*INSTRUCTION*. Leave out the pictures and repeat the data exactly.

*STORED ROWS*.
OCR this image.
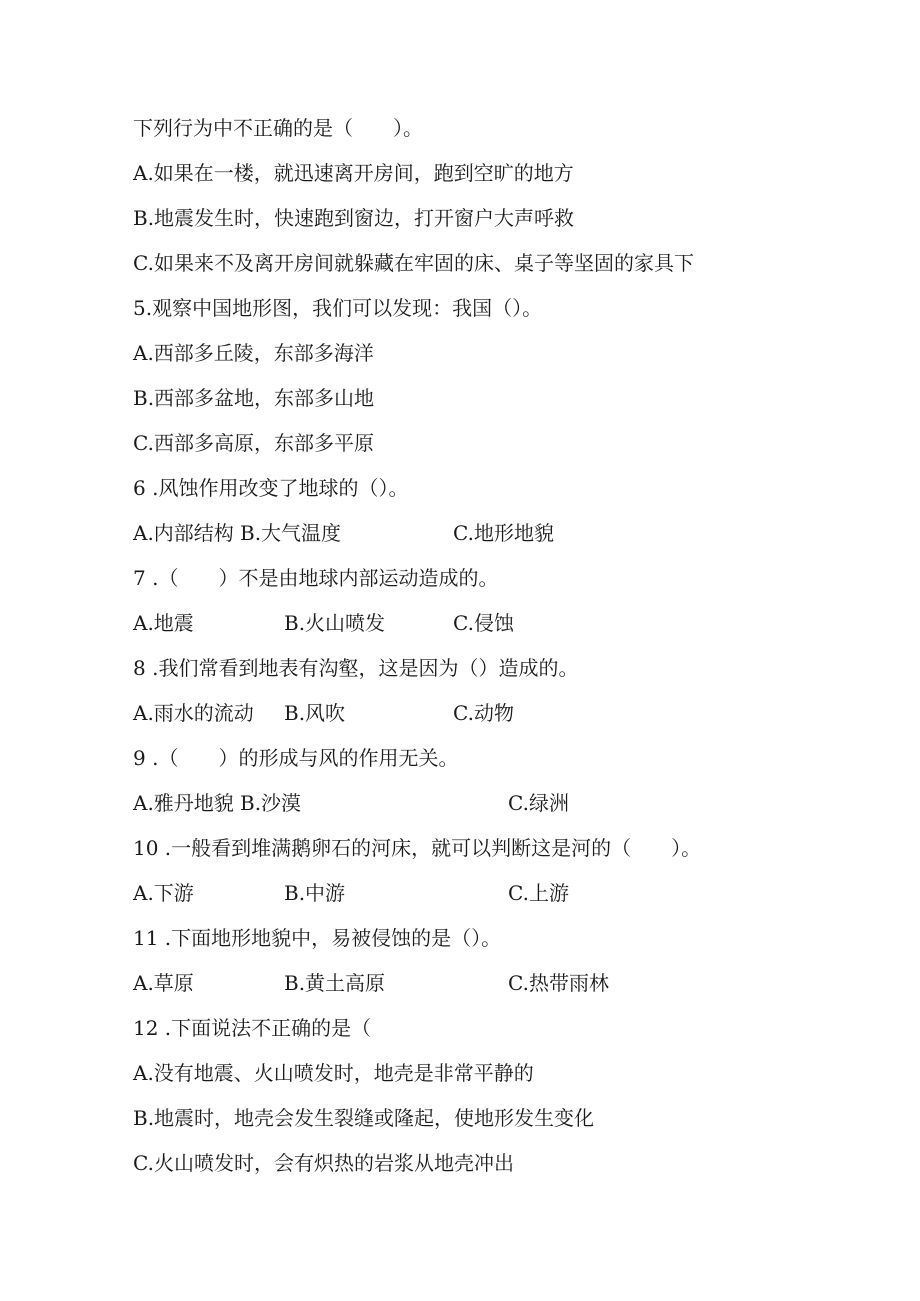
下列行为中不正确的是（　　）。
A.如果在一楼，就迅速离开房间，跑到空旷的地方
B.地震发生时，快速跑到窗边，打开窗户大声呼救
C.如果来不及离开房间就躲藏在牢固的床、桌子等坚固的家具下
5.观察中国地形图，我们可以发现：我国（）。
A.西部多丘陵，东部多海洋
B.西部多盆地，东部多山地
C.西部多高原，东部多平原
6 .风蚀作用改变了地球的（）。
A.内部结构 B.大气温度	C.地形地貌
7 .（　　）不是由地球内部运动造成的。
A.地震	B.火山喷发	C.侵蚀
8 .我们常看到地表有沟壑，这是因为（）造成的。
A.雨水的流动 B.风吹	C.动物
9 .（　　）的形成与风的作用无关。
A.雅丹地貌 B.沙漠	C.绿洲
10 .一般看到堆满鹅卵石的河床，就可以判断这是河的（　　）。
A.下游	B.中游	C.上游
11 .下面地形地貌中，易被侵蚀的是（）。
A.草原	B.黄土高原	C.热带雨林
12 .下面说法不正确的是（
A.没有地震、火山喷发时，地壳是非常平静的
B.地震时，地壳会发生裂缝或隆起，使地形发生变化
C.火山喷发时，会有炽热的岩浆从地壳冲出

*THE RESPONSE*.
OCR this image.
下列行为中不正确的是（　　）。
A.如果在一楼，就迅速离开房间，跑到空旷的地方
B.地震发生时，快速跑到窗边，打开窗户大声呼救
C.如果来不及离开房间就躲藏在牢固的床、桌子等坚固的家具下
5.观察中国地形图，我们可以发现：我国（）。
A.西部多丘陵，东部多海洋
B.西部多盆地，东部多山地
C.西部多高原，东部多平原
6 .风蚀作用改变了地球的（）。
A.内部结构 B.大气温度	C.地形地貌
7 .（　　）不是由地球内部运动造成的。
A.地震	B.火山喷发	C.侵蚀
8 .我们常看到地表有沟壑，这是因为（）造成的。
A.雨水的流动 B.风吹	C.动物
9 .（　　）的形成与风的作用无关。
A.雅丹地貌 B.沙漠	C.绿洲
10 .一般看到堆满鹅卵石的河床，就可以判断这是河的（　　）。
A.下游	B.中游	C.上游
11 .下面地形地貌中，易被侵蚀的是（）。
A.草原	B.黄土高原	C.热带雨林
12 .下面说法不正确的是（
A.没有地震、火山喷发时，地壳是非常平静的
B.地震时，地壳会发生裂缝或隆起，使地形发生变化
C.火山喷发时，会有炽热的岩浆从地壳冲出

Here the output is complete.